# Brief
Render every entry verbatim.

[Recorded data]
##########
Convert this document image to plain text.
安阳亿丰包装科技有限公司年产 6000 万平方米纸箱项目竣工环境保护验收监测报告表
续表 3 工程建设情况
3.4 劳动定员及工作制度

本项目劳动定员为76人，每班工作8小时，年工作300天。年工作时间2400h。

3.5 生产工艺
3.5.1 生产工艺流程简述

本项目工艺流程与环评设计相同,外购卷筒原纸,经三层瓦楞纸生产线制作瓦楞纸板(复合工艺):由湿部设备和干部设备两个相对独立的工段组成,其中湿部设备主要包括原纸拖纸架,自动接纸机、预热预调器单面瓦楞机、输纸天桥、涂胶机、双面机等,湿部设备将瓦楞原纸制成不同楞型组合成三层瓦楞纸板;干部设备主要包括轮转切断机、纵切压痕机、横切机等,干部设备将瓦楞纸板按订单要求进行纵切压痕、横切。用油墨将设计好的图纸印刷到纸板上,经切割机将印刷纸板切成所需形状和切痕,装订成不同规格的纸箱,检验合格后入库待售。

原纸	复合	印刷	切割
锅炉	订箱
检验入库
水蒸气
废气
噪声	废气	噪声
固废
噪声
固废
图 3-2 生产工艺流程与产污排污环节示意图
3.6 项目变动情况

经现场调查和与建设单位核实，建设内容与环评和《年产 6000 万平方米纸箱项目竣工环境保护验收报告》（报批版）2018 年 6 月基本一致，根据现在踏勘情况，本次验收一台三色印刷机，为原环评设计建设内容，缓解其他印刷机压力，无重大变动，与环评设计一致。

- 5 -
##########
# Solution for this problem
Convert this document image to plain text.
安阳亿丰包装科技有限公司年产 6000 万平方米纸箱项目竣工环境保护验收监测报告表
续表 3 工程建设情况
3.4 劳动定员及工作制度

本项目劳动定员为76人，每班工作8小时，年工作300天。年工作时间2400h。

3.5 生产工艺
3.5.1 生产工艺流程简述

本项目工艺流程与环评设计相同,外购卷筒原纸,经三层瓦楞纸生产线制作瓦楞纸板(复合工艺):由湿部设备和干部设备两个相对独立的工段组成,其中湿部设备主要包括原纸拖纸架,自动接纸机、预热预调器单面瓦楞机、输纸天桥、涂胶机、双面机等,湿部设备将瓦楞原纸制成不同楞型组合成三层瓦楞纸板;干部设备主要包括轮转切断机、纵切压痕机、横切机等,干部设备将瓦楞纸板按订单要求进行纵切压痕、横切。用油墨将设计好的图纸印刷到纸板上,经切割机将印刷纸板切成所需形状和切痕,装订成不同规格的纸箱,检验合格后入库待售。

原纸	复合	印刷	切割
锅炉	订箱
检验入库
水蒸气
废气
噪声	废气	噪声
固废
噪声
固废
图 3-2 生产工艺流程与产污排污环节示意图
3.6 项目变动情况

经现场调查和与建设单位核实，建设内容与环评和《年产 6000 万平方米纸箱项目竣工环境保护验收报告》（报批版）2018 年 6 月基本一致，根据现在踏勘情况，本次验收一台三色印刷机，为原环评设计建设内容，缓解其他印刷机压力，无重大变动，与环评设计一致。

- 5 -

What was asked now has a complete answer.